Filter the entries below, keeping only lines with the word "太原众润物贸有限公司".

[Start GIVEN INFORMATION]

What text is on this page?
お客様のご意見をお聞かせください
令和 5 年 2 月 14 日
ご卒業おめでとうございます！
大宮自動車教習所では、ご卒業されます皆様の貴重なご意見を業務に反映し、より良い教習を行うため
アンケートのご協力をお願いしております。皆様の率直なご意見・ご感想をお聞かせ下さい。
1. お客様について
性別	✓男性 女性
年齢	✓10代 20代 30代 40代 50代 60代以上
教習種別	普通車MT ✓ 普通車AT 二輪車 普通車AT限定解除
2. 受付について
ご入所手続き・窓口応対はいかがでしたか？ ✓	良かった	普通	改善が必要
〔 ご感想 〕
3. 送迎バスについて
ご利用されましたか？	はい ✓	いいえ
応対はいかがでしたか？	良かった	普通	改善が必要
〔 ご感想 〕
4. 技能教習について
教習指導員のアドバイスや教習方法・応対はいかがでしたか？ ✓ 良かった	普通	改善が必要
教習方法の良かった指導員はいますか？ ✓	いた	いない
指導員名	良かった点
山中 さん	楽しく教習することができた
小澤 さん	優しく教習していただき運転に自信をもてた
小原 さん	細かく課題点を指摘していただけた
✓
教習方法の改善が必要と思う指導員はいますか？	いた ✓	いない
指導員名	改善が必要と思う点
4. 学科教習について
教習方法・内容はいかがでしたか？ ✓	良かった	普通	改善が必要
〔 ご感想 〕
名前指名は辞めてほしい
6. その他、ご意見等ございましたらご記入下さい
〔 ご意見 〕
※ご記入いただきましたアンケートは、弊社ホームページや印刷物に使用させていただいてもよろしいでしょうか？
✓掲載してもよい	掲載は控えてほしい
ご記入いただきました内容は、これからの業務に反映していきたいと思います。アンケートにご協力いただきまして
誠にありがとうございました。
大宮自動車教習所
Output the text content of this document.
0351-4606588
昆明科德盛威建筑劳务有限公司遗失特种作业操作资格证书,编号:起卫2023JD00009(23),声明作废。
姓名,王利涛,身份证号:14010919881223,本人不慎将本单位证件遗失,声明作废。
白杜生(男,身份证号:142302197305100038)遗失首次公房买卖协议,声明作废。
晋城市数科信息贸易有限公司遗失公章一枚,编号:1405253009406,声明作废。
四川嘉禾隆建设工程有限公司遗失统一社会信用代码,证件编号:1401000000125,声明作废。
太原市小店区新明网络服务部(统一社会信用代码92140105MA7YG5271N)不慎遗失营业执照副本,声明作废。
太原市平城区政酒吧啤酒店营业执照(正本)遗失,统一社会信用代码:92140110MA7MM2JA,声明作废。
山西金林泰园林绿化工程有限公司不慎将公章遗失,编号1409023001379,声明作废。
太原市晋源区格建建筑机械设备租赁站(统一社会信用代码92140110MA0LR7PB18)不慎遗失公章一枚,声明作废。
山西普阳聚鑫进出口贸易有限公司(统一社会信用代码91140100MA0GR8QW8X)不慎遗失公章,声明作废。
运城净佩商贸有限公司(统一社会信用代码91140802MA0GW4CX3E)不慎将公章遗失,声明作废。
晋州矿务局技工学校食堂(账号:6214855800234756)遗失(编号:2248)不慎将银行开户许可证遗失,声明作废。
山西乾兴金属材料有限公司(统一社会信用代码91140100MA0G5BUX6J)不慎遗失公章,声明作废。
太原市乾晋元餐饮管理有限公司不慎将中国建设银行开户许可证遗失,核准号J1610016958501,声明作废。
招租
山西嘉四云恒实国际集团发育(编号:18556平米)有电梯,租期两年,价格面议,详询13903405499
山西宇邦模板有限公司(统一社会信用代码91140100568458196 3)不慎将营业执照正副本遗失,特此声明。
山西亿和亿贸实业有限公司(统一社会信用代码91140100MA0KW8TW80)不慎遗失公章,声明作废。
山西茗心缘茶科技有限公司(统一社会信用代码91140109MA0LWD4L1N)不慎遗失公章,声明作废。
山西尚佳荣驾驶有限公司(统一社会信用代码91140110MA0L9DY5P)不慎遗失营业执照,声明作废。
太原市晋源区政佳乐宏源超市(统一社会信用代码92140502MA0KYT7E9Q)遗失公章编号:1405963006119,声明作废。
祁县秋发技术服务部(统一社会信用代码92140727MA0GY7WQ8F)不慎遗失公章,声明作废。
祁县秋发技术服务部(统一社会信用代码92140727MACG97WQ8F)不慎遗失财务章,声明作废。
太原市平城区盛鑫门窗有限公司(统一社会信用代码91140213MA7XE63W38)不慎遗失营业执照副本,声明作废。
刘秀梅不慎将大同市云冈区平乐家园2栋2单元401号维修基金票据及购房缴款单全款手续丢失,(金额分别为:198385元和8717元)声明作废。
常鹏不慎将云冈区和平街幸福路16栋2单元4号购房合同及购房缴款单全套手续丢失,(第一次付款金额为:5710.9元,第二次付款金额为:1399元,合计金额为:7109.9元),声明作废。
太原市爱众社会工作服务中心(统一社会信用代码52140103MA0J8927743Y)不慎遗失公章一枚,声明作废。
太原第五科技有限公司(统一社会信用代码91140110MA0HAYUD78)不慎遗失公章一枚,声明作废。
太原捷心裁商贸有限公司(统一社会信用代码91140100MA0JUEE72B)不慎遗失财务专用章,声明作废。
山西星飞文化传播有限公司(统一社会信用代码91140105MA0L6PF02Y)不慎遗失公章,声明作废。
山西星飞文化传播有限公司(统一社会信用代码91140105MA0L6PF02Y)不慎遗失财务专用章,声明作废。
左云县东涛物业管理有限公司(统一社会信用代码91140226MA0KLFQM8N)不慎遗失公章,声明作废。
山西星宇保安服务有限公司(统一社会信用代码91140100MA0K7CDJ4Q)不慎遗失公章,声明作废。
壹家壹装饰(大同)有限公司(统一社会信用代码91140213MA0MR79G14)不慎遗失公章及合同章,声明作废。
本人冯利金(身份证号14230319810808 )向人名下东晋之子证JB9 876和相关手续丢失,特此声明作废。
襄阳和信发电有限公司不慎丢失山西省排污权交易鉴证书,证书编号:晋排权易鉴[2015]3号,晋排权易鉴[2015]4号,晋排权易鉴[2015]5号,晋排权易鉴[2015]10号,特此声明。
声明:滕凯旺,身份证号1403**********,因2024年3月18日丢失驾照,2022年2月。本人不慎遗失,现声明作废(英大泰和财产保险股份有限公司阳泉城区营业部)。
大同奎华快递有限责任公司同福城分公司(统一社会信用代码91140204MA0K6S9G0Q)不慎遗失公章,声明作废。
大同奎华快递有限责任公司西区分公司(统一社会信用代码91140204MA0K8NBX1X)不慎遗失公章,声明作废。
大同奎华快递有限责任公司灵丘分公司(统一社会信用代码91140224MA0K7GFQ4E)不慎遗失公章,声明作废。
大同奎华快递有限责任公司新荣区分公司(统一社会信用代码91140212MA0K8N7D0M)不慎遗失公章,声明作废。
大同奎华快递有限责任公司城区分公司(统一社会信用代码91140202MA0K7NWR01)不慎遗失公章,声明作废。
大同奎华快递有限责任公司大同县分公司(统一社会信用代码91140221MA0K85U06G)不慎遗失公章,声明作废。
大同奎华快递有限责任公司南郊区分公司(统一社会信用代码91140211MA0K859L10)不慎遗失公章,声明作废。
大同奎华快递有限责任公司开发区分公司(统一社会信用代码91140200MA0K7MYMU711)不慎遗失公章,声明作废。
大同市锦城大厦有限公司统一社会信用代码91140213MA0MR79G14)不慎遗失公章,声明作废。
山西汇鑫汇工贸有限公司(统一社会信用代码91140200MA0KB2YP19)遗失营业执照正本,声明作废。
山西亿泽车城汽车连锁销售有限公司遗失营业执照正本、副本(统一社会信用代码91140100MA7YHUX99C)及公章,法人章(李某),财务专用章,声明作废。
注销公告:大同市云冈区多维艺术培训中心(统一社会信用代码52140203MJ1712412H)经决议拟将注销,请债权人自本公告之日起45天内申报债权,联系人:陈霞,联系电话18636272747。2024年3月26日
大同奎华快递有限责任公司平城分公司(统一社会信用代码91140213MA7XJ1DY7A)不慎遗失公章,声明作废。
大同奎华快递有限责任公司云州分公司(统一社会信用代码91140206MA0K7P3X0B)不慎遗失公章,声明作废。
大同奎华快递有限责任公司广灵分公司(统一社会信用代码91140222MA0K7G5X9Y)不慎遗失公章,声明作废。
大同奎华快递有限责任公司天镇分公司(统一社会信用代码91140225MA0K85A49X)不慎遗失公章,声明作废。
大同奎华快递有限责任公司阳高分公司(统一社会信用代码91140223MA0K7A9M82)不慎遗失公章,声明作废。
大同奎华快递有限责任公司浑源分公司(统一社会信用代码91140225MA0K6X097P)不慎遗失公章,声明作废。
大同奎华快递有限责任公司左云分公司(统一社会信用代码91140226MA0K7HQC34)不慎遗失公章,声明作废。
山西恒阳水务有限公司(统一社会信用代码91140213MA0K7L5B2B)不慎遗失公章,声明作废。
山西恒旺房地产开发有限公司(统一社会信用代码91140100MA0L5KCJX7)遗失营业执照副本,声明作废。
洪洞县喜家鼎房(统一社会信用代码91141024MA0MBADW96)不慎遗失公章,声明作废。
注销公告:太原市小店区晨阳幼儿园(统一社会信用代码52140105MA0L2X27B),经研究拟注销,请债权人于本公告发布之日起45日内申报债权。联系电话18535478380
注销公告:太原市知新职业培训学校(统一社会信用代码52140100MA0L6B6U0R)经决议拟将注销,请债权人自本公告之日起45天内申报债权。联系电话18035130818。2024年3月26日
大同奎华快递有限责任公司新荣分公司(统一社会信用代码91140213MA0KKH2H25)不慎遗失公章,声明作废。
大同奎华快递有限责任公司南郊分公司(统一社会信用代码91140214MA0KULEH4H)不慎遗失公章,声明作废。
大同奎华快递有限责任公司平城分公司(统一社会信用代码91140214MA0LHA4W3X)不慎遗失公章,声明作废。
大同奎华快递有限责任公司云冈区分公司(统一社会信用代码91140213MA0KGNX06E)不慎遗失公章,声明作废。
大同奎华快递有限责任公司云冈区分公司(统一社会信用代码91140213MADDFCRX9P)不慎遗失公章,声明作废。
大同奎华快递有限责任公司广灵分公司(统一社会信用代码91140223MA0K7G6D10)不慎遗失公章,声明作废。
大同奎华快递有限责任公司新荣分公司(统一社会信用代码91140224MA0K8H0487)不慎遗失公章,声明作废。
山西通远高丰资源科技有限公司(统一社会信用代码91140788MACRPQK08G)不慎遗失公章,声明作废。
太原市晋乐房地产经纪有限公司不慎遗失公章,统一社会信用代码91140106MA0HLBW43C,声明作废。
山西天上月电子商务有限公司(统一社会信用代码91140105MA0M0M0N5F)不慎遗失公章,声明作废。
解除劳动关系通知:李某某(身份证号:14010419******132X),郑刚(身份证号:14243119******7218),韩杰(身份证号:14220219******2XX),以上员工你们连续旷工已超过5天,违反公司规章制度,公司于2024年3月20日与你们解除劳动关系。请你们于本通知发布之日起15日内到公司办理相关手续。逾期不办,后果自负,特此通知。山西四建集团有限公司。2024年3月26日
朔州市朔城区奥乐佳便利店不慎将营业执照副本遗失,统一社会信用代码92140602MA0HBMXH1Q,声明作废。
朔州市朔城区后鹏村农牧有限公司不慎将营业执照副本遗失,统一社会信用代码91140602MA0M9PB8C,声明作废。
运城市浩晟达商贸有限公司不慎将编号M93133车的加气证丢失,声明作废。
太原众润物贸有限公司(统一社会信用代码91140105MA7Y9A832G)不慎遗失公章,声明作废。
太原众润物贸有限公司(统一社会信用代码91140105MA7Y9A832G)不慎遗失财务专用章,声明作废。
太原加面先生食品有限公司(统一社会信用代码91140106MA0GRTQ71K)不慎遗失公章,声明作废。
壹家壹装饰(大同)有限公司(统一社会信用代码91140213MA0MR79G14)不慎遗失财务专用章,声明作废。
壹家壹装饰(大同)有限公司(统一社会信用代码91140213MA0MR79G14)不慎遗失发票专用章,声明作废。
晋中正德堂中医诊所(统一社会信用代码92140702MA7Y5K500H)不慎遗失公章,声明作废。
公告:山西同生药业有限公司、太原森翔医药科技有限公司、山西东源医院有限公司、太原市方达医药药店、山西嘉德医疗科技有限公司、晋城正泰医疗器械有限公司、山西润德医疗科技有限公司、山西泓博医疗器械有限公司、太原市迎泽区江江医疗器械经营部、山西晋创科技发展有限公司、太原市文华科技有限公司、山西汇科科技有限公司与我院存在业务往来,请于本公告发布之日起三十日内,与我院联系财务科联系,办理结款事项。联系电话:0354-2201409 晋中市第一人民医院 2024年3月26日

[End GIVEN INFORMATION]

ANSWER TO THIS TASK:
太原众润物贸有限公司(统一社会信用代码91140105MA7Y9A832G)不慎遗失公章,声明作废。
太原众润物贸有限公司(统一社会信用代码91140105MA7Y9A832G)不慎遗失财务专用章,声明作废。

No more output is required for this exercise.